GIVEN PROBLEM –
Please pull out every line that includes the string "battery".

-------- INFORMATION SHOWN --------

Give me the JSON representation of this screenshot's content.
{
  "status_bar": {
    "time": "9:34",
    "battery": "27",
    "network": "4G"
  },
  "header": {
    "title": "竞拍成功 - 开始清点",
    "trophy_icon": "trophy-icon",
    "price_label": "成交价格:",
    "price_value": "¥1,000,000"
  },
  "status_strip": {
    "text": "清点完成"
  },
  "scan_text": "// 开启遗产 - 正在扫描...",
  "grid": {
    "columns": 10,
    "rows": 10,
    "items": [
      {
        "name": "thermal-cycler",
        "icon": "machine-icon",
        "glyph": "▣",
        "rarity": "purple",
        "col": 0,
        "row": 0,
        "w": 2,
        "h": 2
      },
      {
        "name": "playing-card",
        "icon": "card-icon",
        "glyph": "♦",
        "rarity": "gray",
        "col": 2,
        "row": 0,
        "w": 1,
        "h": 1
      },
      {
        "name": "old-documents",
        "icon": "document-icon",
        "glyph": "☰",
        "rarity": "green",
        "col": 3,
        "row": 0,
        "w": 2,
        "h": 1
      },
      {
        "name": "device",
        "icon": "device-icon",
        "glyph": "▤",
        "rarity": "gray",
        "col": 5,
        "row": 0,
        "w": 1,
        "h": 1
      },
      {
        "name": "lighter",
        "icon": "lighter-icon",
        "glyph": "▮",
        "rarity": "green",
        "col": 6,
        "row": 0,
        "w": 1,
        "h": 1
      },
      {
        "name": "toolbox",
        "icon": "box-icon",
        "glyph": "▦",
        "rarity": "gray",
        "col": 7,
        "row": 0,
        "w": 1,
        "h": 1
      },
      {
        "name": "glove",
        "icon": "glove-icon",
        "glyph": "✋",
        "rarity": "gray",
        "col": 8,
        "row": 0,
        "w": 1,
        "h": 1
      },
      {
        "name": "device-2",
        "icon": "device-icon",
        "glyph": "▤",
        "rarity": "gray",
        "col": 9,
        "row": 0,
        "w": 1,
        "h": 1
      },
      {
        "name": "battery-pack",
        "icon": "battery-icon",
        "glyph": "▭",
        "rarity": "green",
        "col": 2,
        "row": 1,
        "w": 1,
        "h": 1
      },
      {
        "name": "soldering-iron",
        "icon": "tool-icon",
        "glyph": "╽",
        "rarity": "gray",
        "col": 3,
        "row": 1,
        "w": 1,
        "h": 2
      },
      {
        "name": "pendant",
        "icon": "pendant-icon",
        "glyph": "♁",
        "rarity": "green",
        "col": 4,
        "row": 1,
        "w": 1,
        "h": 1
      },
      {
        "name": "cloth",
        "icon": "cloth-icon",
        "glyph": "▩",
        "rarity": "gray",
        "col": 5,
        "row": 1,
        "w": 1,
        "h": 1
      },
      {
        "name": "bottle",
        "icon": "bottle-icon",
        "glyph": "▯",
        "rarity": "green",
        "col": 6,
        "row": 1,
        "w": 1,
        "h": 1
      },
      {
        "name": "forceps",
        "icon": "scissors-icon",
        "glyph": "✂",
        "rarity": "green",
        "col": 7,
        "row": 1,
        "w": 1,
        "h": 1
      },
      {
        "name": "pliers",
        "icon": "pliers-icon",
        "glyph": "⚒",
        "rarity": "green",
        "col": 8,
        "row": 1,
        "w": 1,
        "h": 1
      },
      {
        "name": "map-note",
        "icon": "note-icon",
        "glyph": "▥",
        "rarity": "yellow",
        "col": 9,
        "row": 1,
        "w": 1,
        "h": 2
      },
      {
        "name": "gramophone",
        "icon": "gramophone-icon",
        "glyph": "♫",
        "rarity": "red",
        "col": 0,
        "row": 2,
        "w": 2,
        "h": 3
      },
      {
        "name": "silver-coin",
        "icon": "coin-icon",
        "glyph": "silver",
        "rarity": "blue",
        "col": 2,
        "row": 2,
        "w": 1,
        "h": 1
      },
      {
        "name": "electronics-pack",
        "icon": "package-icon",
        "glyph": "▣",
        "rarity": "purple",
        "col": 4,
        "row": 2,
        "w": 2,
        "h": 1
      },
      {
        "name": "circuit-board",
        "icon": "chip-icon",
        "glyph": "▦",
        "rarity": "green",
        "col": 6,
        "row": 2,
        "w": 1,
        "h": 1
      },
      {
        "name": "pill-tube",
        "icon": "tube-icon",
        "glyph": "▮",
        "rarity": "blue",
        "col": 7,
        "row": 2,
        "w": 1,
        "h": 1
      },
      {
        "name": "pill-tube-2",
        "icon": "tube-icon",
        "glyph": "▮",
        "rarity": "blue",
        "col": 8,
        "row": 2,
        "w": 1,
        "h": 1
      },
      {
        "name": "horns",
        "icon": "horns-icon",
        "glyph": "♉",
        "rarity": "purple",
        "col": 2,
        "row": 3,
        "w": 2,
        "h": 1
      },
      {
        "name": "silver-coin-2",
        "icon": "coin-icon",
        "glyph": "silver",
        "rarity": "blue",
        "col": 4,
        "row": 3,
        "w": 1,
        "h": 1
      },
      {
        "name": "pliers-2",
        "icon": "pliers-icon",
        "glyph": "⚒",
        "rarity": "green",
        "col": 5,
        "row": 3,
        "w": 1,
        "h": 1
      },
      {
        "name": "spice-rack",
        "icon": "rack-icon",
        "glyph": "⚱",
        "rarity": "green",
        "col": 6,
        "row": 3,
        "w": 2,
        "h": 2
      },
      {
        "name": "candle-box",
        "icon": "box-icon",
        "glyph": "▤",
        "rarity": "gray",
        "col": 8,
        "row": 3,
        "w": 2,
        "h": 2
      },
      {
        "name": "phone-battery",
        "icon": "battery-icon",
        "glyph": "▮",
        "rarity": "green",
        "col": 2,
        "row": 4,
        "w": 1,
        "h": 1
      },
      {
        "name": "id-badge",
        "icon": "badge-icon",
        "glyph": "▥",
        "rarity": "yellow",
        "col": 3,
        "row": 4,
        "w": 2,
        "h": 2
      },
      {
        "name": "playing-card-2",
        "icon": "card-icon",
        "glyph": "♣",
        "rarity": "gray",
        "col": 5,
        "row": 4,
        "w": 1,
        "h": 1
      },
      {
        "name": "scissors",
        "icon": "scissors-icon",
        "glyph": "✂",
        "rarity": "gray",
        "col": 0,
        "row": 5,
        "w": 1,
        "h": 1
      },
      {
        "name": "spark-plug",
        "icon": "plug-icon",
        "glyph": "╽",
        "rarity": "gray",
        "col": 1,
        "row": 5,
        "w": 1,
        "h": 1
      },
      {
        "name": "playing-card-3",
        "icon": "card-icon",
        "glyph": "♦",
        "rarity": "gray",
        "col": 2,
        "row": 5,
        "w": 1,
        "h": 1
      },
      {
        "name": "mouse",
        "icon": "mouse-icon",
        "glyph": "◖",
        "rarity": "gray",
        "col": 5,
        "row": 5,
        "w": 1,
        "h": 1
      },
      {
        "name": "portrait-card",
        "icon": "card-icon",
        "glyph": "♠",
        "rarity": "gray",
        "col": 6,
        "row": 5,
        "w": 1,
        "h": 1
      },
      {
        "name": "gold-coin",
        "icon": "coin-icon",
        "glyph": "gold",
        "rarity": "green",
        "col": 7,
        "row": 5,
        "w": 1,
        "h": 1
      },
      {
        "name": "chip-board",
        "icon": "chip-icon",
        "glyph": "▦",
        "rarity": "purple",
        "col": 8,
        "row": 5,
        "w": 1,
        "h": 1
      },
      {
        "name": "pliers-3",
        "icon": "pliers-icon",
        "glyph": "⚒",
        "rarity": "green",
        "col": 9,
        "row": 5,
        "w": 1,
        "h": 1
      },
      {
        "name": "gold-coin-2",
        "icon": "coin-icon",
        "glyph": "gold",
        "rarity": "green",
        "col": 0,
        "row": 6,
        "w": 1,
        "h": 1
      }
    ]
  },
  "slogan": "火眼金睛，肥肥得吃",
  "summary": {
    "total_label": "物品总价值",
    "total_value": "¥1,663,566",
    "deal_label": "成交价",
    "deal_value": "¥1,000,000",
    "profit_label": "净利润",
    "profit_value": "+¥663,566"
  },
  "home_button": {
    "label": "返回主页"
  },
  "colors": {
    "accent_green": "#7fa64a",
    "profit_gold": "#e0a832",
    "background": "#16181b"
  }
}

--------

IN RESPONSE –
    "battery": "27",
        "name": "battery-pack",
        "icon": "battery-icon",
        "name": "phone-battery",
        "icon": "battery-icon",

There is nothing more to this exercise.